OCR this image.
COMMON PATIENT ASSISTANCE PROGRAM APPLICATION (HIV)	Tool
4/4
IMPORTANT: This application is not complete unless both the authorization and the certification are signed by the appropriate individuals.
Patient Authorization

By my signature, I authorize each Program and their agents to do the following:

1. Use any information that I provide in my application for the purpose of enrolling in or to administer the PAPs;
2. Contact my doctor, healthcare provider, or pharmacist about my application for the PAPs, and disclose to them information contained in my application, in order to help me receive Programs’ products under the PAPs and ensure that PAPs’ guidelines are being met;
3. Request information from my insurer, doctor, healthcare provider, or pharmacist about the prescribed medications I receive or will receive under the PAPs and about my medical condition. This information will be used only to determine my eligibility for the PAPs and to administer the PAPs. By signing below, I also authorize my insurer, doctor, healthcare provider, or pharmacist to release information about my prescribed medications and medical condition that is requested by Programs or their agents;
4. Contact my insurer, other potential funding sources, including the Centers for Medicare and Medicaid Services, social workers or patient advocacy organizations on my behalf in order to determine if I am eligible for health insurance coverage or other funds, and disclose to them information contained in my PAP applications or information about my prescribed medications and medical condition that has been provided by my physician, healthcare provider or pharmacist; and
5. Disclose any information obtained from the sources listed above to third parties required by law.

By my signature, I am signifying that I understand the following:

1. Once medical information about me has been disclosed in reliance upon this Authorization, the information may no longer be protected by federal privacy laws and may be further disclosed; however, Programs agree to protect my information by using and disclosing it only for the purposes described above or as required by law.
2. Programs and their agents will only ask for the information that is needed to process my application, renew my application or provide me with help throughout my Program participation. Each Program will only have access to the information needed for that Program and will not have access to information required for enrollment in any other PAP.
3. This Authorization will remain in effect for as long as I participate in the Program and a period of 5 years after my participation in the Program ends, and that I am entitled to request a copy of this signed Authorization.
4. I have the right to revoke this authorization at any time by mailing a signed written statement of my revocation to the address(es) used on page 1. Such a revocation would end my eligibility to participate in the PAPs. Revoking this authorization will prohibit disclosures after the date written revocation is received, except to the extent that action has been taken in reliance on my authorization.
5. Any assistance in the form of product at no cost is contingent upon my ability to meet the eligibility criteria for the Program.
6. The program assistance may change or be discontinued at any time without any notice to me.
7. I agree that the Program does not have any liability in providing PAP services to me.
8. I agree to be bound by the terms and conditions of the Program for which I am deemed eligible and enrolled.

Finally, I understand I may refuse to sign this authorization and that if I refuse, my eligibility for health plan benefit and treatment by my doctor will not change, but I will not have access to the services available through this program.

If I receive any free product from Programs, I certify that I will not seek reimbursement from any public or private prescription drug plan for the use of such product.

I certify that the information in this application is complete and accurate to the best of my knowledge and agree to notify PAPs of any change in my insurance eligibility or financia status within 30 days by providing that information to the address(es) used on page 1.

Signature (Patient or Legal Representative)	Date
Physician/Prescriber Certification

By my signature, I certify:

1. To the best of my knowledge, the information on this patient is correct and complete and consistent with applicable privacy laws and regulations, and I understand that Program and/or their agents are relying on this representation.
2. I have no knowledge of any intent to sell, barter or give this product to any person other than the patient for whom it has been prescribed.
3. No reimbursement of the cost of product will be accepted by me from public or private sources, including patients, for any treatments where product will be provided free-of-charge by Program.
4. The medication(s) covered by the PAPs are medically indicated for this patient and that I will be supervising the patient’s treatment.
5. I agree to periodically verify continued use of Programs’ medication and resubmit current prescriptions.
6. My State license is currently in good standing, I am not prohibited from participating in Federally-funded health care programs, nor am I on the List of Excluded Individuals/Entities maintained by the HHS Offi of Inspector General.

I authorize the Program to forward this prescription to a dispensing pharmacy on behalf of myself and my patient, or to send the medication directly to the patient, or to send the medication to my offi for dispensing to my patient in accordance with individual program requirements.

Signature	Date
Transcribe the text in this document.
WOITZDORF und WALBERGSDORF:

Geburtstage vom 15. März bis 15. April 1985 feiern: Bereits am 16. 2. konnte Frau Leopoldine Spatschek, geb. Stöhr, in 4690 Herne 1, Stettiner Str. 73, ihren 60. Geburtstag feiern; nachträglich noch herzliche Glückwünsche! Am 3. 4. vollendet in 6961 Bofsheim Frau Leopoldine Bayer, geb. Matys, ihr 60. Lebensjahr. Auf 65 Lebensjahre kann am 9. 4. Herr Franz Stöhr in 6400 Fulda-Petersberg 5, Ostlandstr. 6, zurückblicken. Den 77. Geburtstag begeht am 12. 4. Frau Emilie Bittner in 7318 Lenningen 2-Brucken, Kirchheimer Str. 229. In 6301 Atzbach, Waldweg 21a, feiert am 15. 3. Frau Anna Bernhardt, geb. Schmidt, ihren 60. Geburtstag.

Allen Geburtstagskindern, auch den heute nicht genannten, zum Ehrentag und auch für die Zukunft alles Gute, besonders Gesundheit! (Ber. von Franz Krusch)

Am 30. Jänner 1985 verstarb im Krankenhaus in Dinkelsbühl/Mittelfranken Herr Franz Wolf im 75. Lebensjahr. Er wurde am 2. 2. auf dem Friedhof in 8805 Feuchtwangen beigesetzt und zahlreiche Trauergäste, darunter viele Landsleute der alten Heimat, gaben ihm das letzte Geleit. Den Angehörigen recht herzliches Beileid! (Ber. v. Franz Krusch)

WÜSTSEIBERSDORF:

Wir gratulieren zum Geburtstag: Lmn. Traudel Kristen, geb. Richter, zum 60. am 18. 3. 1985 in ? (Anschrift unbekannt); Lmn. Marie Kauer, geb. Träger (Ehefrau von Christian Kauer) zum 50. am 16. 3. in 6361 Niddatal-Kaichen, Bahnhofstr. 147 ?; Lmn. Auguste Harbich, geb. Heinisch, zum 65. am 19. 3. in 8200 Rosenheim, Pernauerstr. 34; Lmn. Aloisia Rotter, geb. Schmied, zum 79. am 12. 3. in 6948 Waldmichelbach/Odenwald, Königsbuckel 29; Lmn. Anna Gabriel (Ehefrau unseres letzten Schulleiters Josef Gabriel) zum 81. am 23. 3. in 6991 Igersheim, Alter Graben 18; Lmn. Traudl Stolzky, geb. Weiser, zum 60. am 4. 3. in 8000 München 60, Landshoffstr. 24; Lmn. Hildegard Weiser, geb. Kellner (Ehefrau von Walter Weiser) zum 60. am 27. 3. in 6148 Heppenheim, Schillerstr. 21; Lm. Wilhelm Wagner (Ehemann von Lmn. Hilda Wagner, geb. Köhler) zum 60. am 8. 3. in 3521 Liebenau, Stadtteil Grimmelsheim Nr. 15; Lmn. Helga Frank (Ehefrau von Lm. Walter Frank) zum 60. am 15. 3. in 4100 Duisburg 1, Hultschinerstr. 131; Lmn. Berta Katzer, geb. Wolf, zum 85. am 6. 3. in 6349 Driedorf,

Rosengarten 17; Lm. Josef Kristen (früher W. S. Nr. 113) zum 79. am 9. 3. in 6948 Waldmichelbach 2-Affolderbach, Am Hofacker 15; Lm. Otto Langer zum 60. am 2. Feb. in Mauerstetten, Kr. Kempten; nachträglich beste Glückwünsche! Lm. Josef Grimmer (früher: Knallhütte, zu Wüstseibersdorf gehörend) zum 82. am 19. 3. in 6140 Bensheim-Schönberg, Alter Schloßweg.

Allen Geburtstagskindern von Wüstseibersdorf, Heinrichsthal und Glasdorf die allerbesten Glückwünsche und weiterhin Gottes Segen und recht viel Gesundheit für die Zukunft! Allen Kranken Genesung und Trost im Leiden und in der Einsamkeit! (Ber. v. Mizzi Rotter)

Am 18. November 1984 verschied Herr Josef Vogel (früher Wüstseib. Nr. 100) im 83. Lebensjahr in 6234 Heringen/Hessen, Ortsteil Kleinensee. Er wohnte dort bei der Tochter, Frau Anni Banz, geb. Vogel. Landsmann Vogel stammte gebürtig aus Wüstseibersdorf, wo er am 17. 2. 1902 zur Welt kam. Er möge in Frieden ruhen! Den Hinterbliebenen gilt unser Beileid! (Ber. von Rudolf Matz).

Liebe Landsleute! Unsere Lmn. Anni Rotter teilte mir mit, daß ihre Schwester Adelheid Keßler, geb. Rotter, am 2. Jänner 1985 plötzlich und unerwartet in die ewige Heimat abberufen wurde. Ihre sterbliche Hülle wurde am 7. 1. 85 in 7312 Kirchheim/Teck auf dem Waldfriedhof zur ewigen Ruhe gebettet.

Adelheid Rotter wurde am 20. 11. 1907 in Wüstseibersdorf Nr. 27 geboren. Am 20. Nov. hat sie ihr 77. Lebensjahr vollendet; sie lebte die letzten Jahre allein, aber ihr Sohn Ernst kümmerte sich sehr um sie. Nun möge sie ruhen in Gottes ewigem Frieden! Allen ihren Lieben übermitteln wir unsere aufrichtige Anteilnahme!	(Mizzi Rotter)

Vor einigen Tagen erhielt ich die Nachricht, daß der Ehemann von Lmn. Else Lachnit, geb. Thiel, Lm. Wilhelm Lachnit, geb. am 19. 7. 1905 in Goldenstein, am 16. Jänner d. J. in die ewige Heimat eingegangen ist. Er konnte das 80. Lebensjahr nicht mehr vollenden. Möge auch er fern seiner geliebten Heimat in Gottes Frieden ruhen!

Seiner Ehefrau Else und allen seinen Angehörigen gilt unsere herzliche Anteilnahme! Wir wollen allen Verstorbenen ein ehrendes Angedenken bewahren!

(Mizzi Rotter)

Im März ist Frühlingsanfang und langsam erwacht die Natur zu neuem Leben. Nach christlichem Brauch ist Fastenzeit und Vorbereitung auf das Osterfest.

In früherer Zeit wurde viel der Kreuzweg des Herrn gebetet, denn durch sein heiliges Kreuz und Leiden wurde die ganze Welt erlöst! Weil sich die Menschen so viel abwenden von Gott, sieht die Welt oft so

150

--- Your objective ---
Apply a filter for "Franz" to the data above, then copy each line that matches.

--- Exercise output ---
Geburtstage vom 15. März bis 15. April 1985 feiern: Bereits am 16. 2. konnte Frau Leopoldine Spatschek, geb. Stöhr, in 4690 Herne 1, Stettiner Str. 73, ihren 60. Geburtstag feiern; nachträglich noch herzliche Glückwünsche! Am 3. 4. vollendet in 6961 Bofsheim Frau Leopoldine Bayer, geb. Matys, ihr 60. Lebensjahr. Auf 65 Lebensjahre kann am 9. 4. Herr Franz Stöhr in 6400 Fulda-Petersberg 5, Ostlandstr. 6, zurückblicken. Den 77. Geburtstag begeht am 12. 4. Frau Emilie Bittner in 7318 Lenningen 2-Brucken, Kirchheimer Str. 229. In 6301 Atzbach, Waldweg 21a, feiert am 15. 3. Frau Anna Bernhardt, geb. Schmidt, ihren 60. Geburtstag.
Allen Geburtstagskindern, auch den heute nicht genannten, zum Ehrentag und auch für die Zukunft alles Gute, besonders Gesundheit! (Ber. von Franz Krusch)
Am 30. Jänner 1985 verstarb im Krankenhaus in Dinkelsbühl/Mittelfranken Herr Franz Wolf im 75. Lebensjahr. Er wurde am 2. 2. auf dem Friedhof in 8805 Feuchtwangen beigesetzt und zahlreiche Trauergäste, darunter viele Landsleute der alten Heimat, gaben ihm das letzte Geleit. Den Angehörigen recht herzliches Beileid! (Ber. v. Franz Krusch)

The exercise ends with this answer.